Data supplied:
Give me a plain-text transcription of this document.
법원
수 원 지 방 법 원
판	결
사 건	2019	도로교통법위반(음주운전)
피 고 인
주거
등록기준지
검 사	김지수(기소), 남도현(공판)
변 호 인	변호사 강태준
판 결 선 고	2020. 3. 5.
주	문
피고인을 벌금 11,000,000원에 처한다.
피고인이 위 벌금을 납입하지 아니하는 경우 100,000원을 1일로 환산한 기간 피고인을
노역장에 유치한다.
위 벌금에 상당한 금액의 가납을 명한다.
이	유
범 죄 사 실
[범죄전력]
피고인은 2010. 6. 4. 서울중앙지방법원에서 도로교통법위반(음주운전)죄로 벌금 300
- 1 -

Short task: Pull out each line of the records holding the string "음주운전".

Completed exercise:
사 건	2019	도로교통법위반(음주운전)
피고인은 2010. 6. 4. 서울중앙지방법원에서 도로교통법위반(음주운전)죄로 벌금 300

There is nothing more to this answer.